__EXERCISE INSTRUCTIONS__:
Print out each record below, unaltered and complete, without its images.

__DATA SHOWN__:
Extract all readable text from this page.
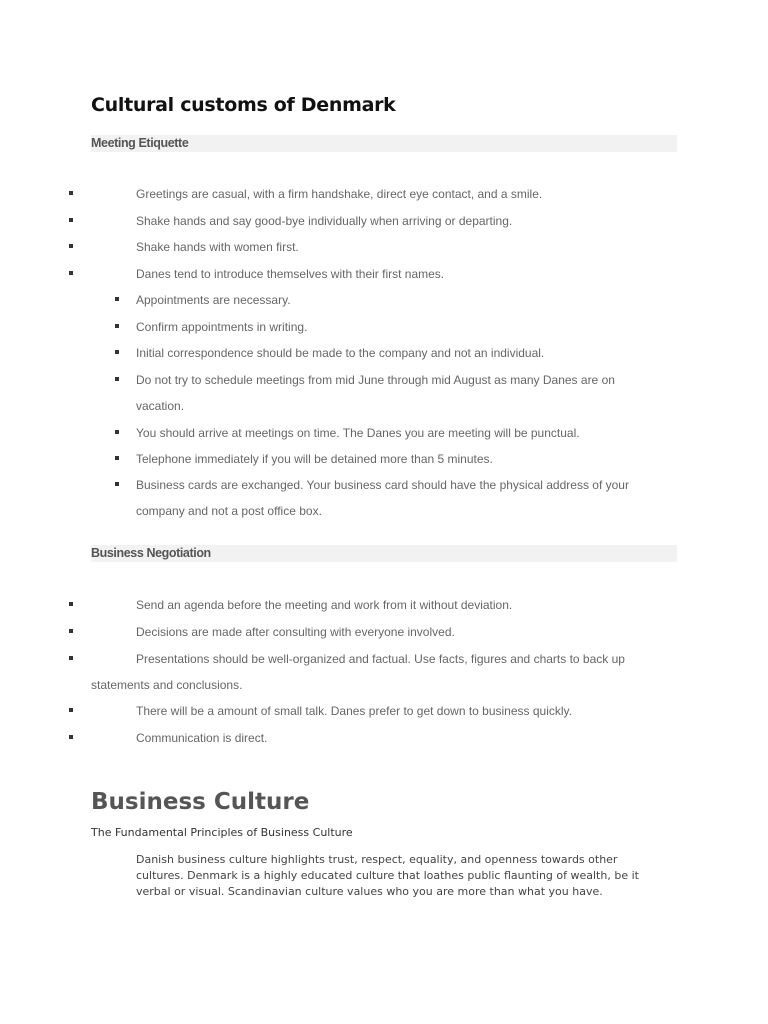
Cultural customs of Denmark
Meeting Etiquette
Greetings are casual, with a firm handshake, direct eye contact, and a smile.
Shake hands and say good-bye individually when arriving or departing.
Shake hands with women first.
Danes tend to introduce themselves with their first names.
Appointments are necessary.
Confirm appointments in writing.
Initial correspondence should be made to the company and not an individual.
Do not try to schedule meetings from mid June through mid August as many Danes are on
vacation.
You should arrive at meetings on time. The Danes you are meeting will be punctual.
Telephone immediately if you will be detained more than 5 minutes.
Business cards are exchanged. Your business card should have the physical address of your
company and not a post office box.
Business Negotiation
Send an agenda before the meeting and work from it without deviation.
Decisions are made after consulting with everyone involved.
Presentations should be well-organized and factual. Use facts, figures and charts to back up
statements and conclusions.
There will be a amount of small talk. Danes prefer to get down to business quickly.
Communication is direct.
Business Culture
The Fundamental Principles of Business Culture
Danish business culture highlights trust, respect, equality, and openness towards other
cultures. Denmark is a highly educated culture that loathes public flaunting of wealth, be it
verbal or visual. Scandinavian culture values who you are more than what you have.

__RESPONSE TO THIS TASK__:
Extract all readable text from this page.
Cultural customs of Denmark
Meeting Etiquette
Greetings are casual, with a firm handshake, direct eye contact, and a smile.
Shake hands and say good-bye individually when arriving or departing.
Shake hands with women first.
Danes tend to introduce themselves with their first names.
Appointments are necessary.
Confirm appointments in writing.
Initial correspondence should be made to the company and not an individual.
Do not try to schedule meetings from mid June through mid August as many Danes are on
vacation.
You should arrive at meetings on time. The Danes you are meeting will be punctual.
Telephone immediately if you will be detained more than 5 minutes.
Business cards are exchanged. Your business card should have the physical address of your
company and not a post office box.
Business Negotiation
Send an agenda before the meeting and work from it without deviation.
Decisions are made after consulting with everyone involved.
Presentations should be well-organized and factual. Use facts, figures and charts to back up
statements and conclusions.
There will be a amount of small talk. Danes prefer to get down to business quickly.
Communication is direct.
Business Culture
The Fundamental Principles of Business Culture
Danish business culture highlights trust, respect, equality, and openness towards other
cultures. Denmark is a highly educated culture that loathes public flaunting of wealth, be it
verbal or visual. Scandinavian culture values who you are more than what you have.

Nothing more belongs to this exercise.